**Prompt:** Write out the line with "Extract the structured" and every later line through the end of the data below, exactly as given, with no pictures in the copy.
+++ Material for this task
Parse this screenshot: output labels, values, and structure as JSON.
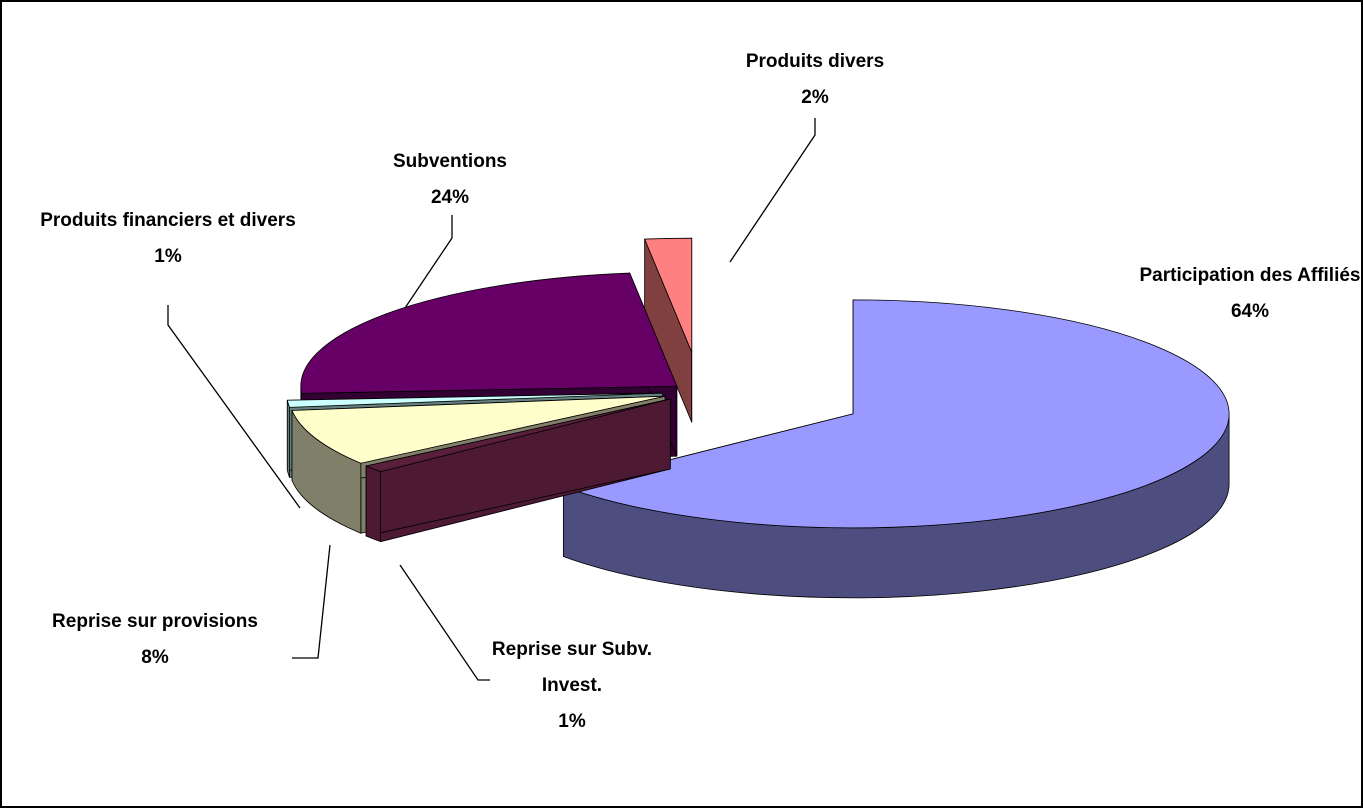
{
  "chart_data": {
    "type": "pie3d",
    "categories": [
      "Participation des Affiliés",
      "Reprise sur Subv. Invest.",
      "Reprise sur provisions",
      "Produits financiers et divers",
      "Subventions",
      "Produits divers"
    ],
    "values": [
      64,
      1,
      8,
      1,
      24,
      2
    ],
    "value_labels": [
      "64%",
      "1%",
      "8%",
      "1%",
      "24%",
      "2%"
    ],
    "colors": [
      "#9999ff",
      "#5a1f3a",
      "#ffffcc",
      "#ccffff",
      "#660066",
      "#ff8080"
    ],
    "side_colors": [
      "#4d4d80",
      "#4d1933",
      "#80806a",
      "#668080",
      "#330033",
      "#804040"
    ]
  }
}
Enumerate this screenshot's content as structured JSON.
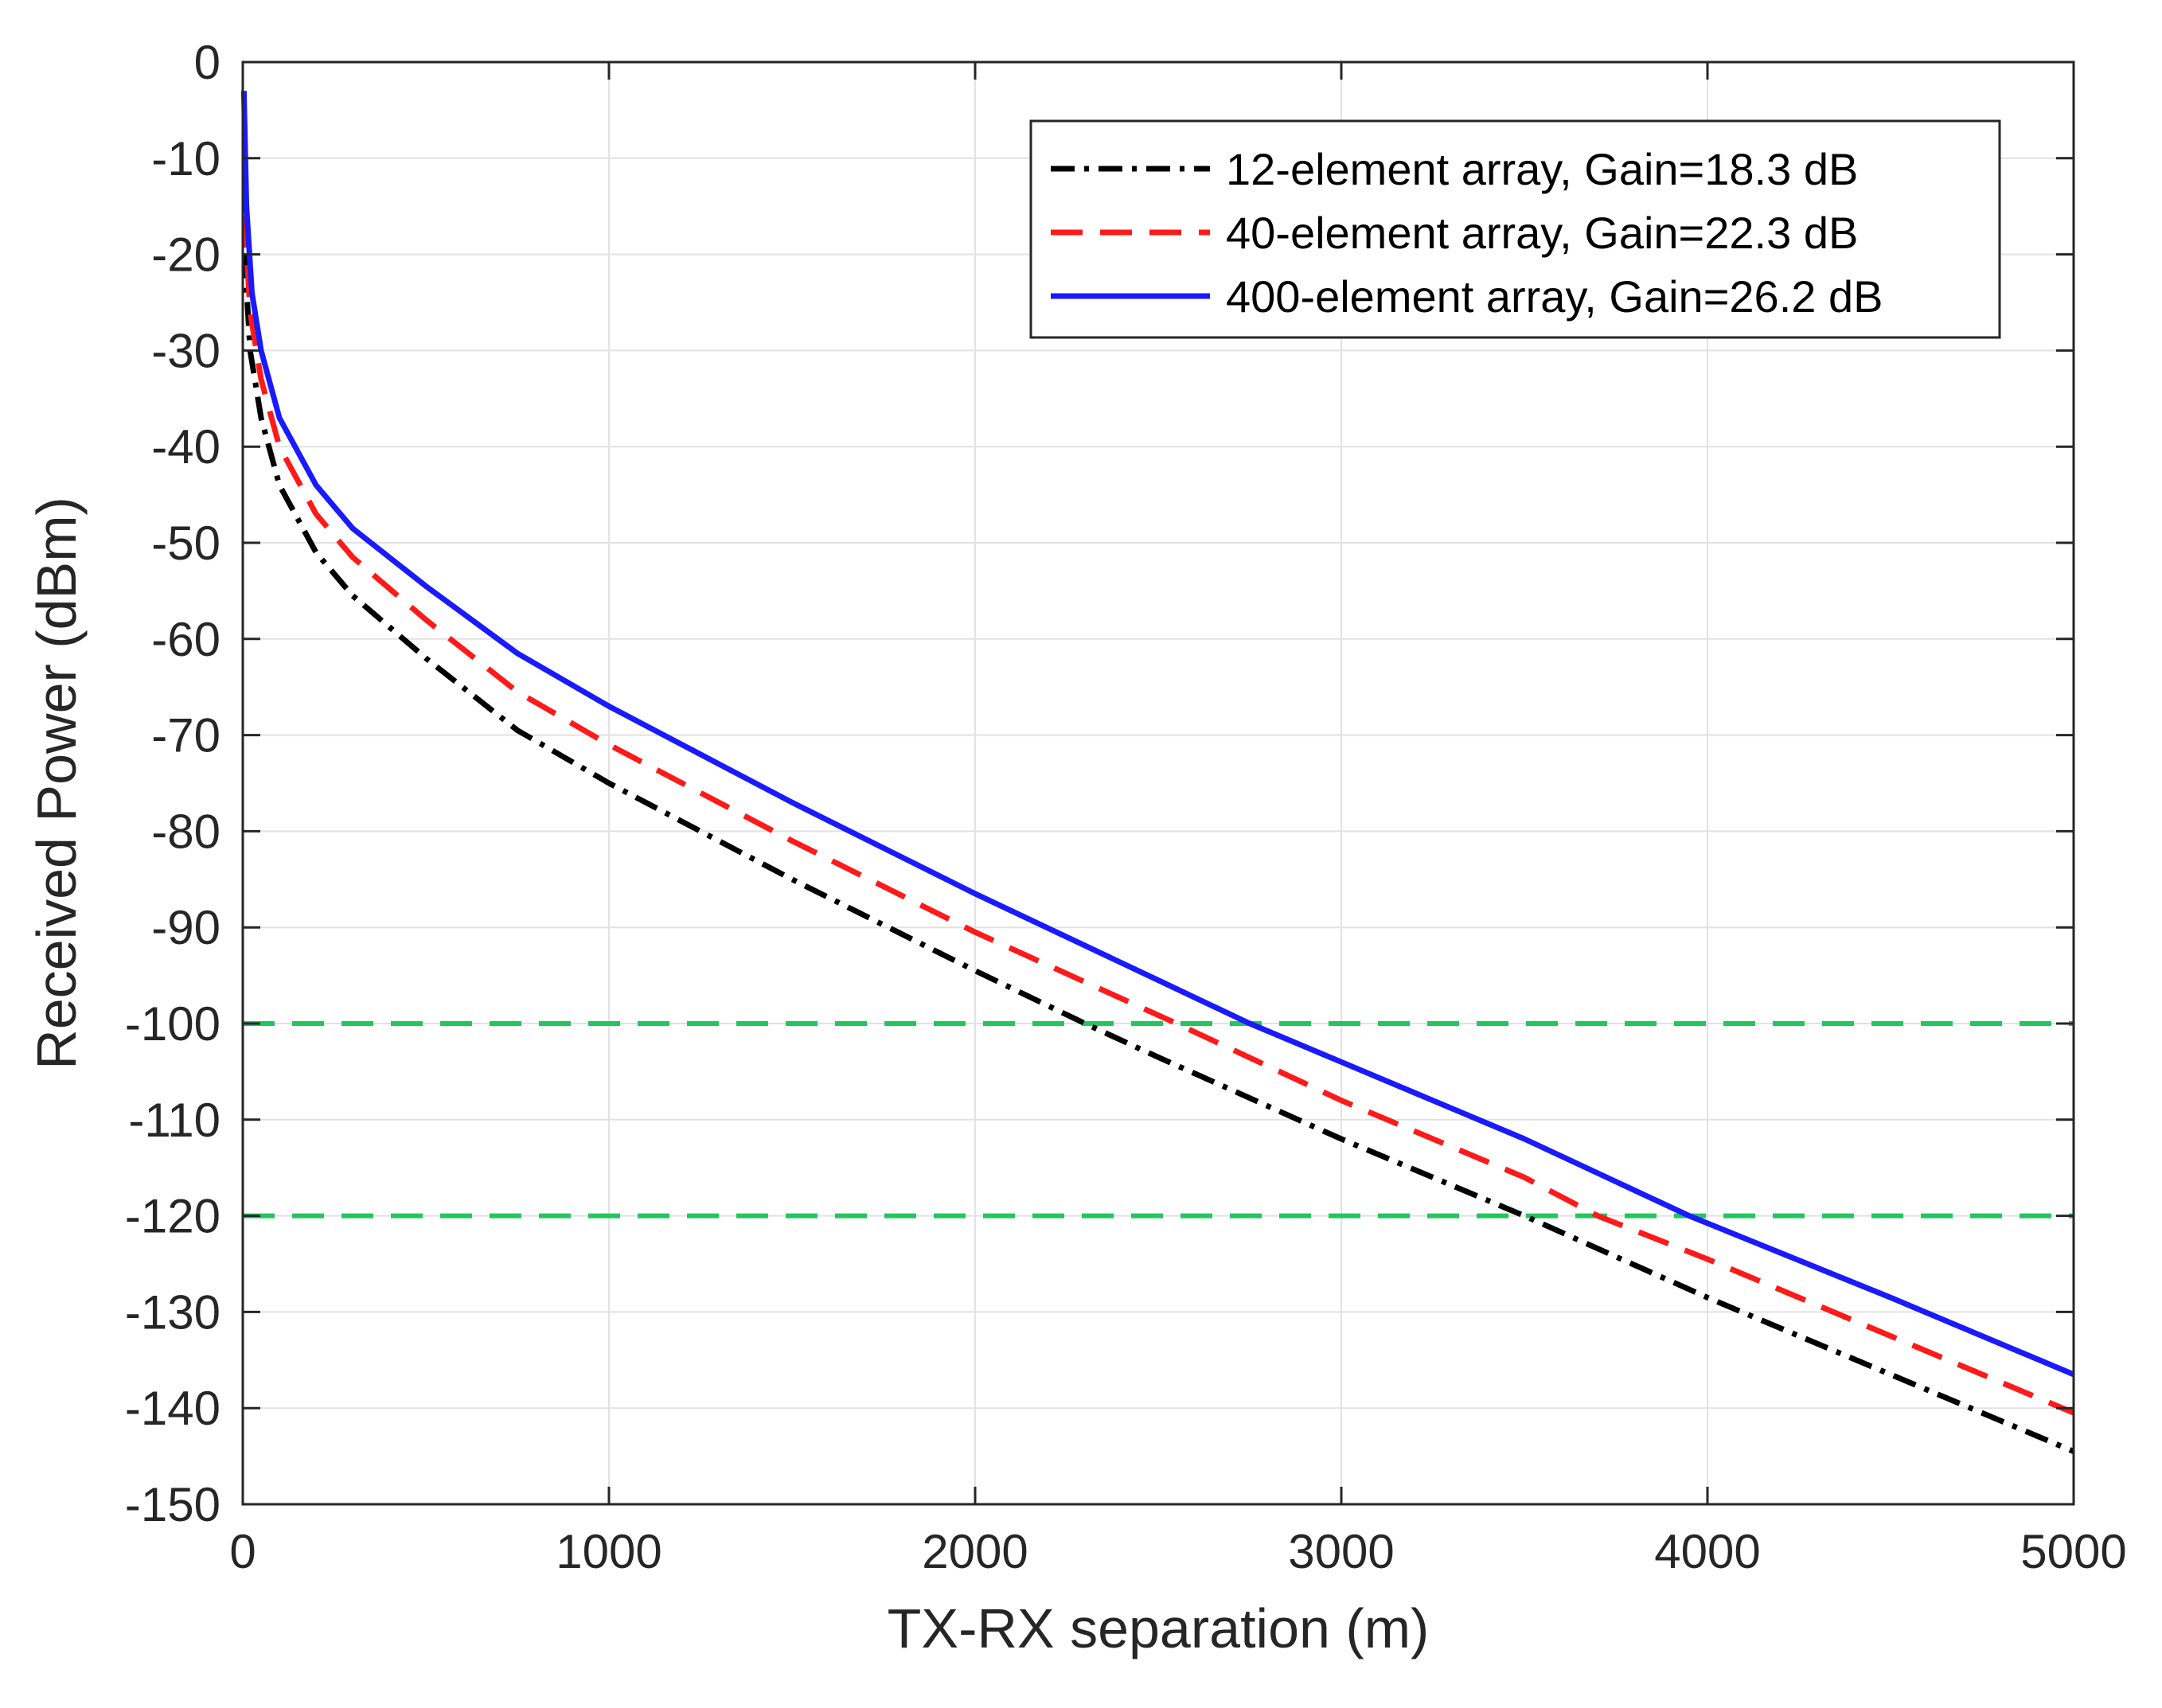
{
  "chart_data": {
    "type": "line",
    "xlabel": "TX-RX separation (m)",
    "ylabel": "Received Power (dBm)",
    "xlim": [
      0,
      5000
    ],
    "ylim": [
      -150,
      0
    ],
    "xticks": [
      0,
      1000,
      2000,
      3000,
      4000,
      5000
    ],
    "yticks": [
      0,
      -10,
      -20,
      -30,
      -40,
      -50,
      -60,
      -70,
      -80,
      -90,
      -100,
      -110,
      -120,
      -130,
      -140,
      -150
    ],
    "grid": true,
    "legend_position": "top-right",
    "series": [
      {
        "name": "12-element array, Gain=18.3 dB",
        "color": "#000000",
        "style": "dash-dot",
        "x": [
          5,
          20,
          50,
          100,
          200,
          300,
          500,
          750,
          1000,
          1500,
          2000,
          2300,
          2500,
          3000,
          3500,
          4000,
          4500,
          5000
        ],
        "y": [
          -20,
          -30,
          -37,
          -44,
          -51,
          -55.5,
          -62,
          -69.5,
          -75,
          -85,
          -94.5,
          -100,
          -103.5,
          -112,
          -120,
          -128.5,
          -136.5,
          -144.5
        ]
      },
      {
        "name": "40-element array, Gain=22.3 dB",
        "color": "#ff1a1a",
        "style": "dashed",
        "x": [
          5,
          20,
          50,
          100,
          200,
          300,
          500,
          750,
          1000,
          1500,
          2000,
          2550,
          3000,
          3500,
          3700,
          4000,
          4500,
          5000
        ],
        "y": [
          -16,
          -26,
          -33,
          -40,
          -47,
          -51.5,
          -58,
          -65.5,
          -71,
          -81,
          -90.5,
          -100,
          -108,
          -116,
          -120,
          -124.5,
          -132.5,
          -140.5
        ]
      },
      {
        "name": "400-element array, Gain=26.2 dB",
        "color": "#1a1aff",
        "style": "solid",
        "x": [
          3,
          10,
          25,
          50,
          100,
          200,
          300,
          500,
          750,
          1000,
          1500,
          2000,
          2500,
          2750,
          3000,
          3500,
          3950,
          4500,
          5000
        ],
        "y": [
          -3,
          -15,
          -24,
          -30,
          -37,
          -44,
          -48.5,
          -54.5,
          -61.5,
          -67,
          -77,
          -86.5,
          -95.5,
          -100,
          -104,
          -112,
          -120,
          -128.5,
          -136.5
        ]
      }
    ],
    "reference_lines": [
      {
        "y": -100,
        "color": "#22c55e",
        "style": "dashed"
      },
      {
        "y": -120,
        "color": "#22c55e",
        "style": "dashed"
      }
    ]
  }
}
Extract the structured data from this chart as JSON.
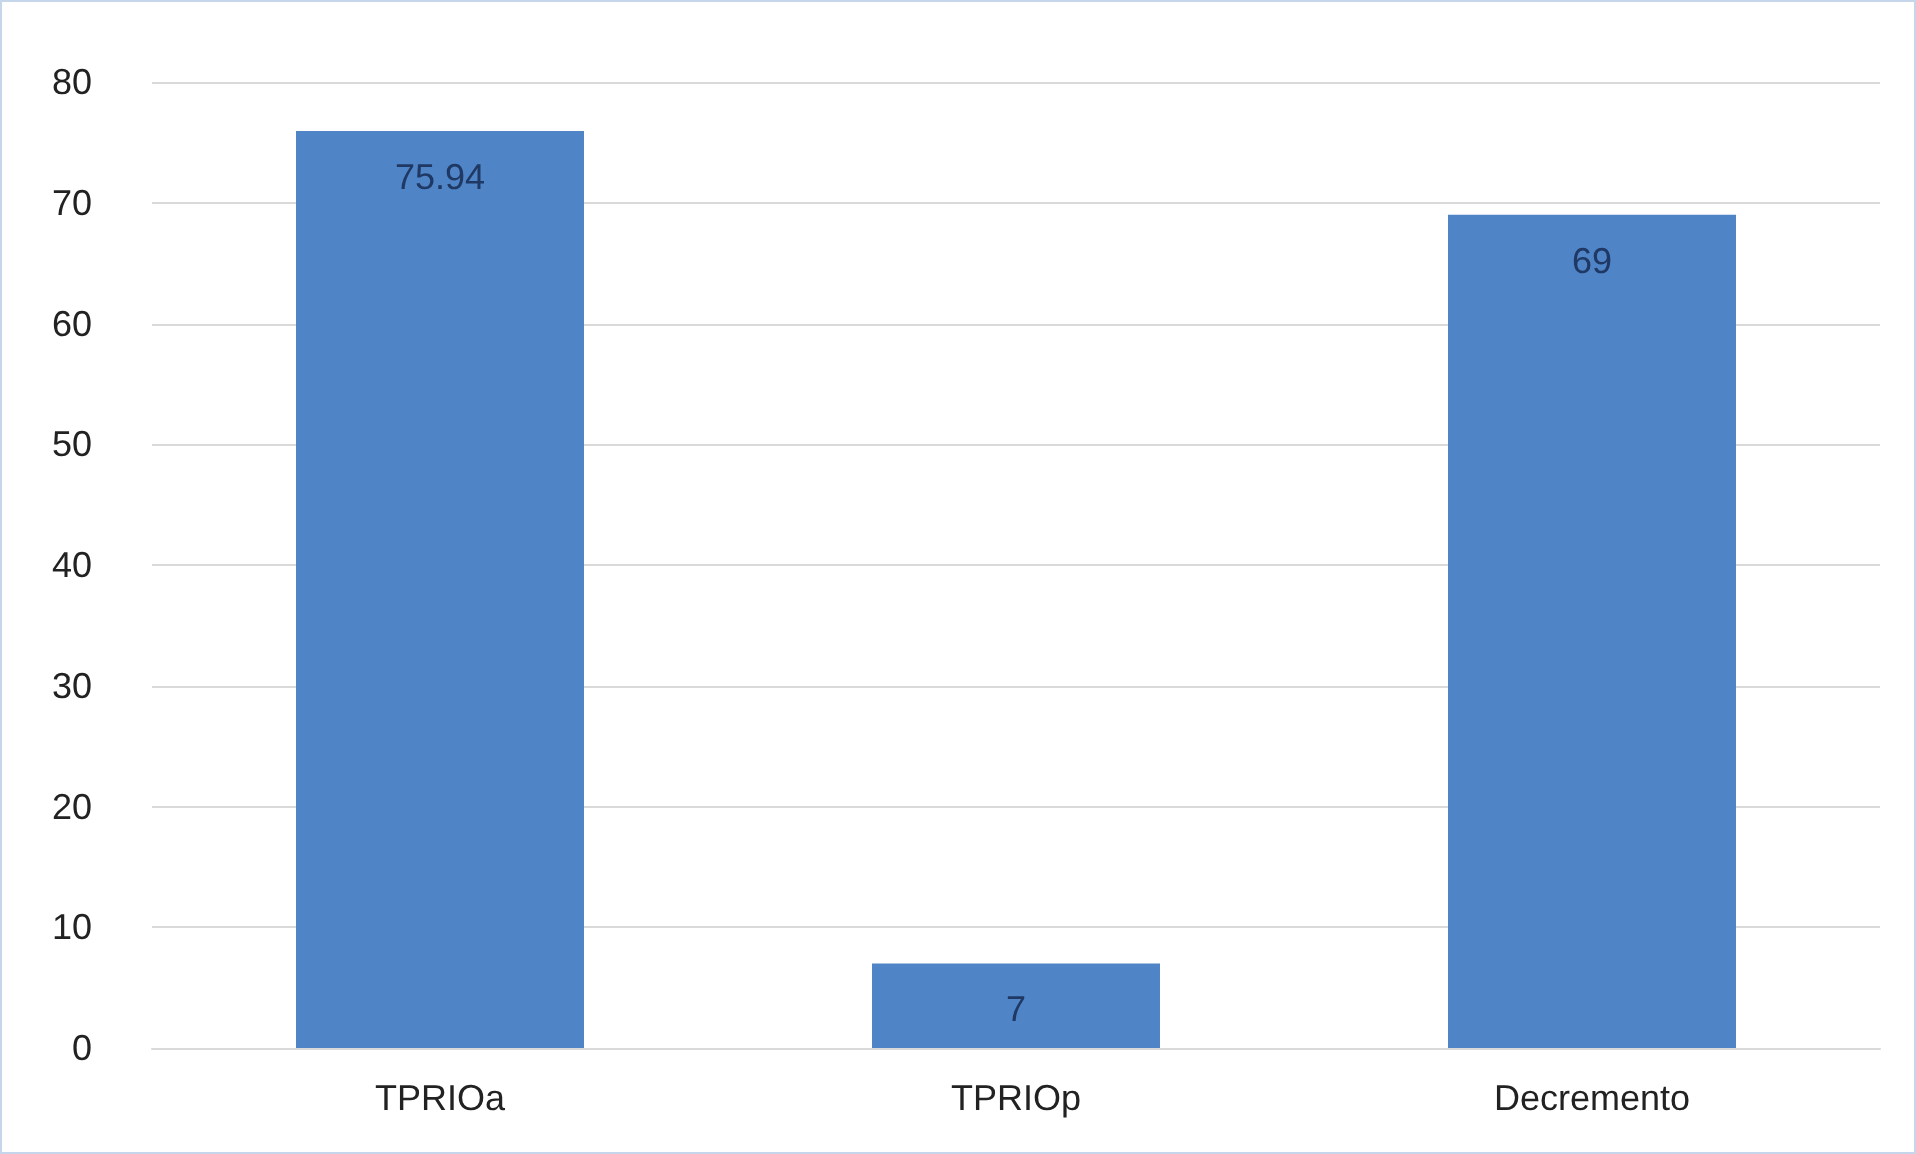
{
  "chart_data": {
    "type": "bar",
    "categories": [
      "TPRIOa",
      "TPRIOp",
      "Decremento"
    ],
    "values": [
      75.94,
      7,
      69
    ],
    "color": "#4f84c6",
    "ylim": [
      0,
      80
    ],
    "yticks": [
      0,
      10,
      20,
      30,
      40,
      50,
      60,
      70,
      80
    ],
    "grid": "y",
    "data_labels": true
  }
}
++++++
**Written solution:**
Extract the structured data from this chart as JSON.
{
  "chart_data": {
    "type": "bar",
    "categories": [
      "TPRIOa",
      "TPRIOp",
      "Decremento"
    ],
    "values": [
      75.94,
      7,
      69
    ],
    "color": "#4f84c6",
    "ylim": [
      0,
      80
    ],
    "yticks": [
      0,
      10,
      20,
      30,
      40,
      50,
      60,
      70,
      80
    ],
    "grid": "y",
    "data_labels": true
  }
}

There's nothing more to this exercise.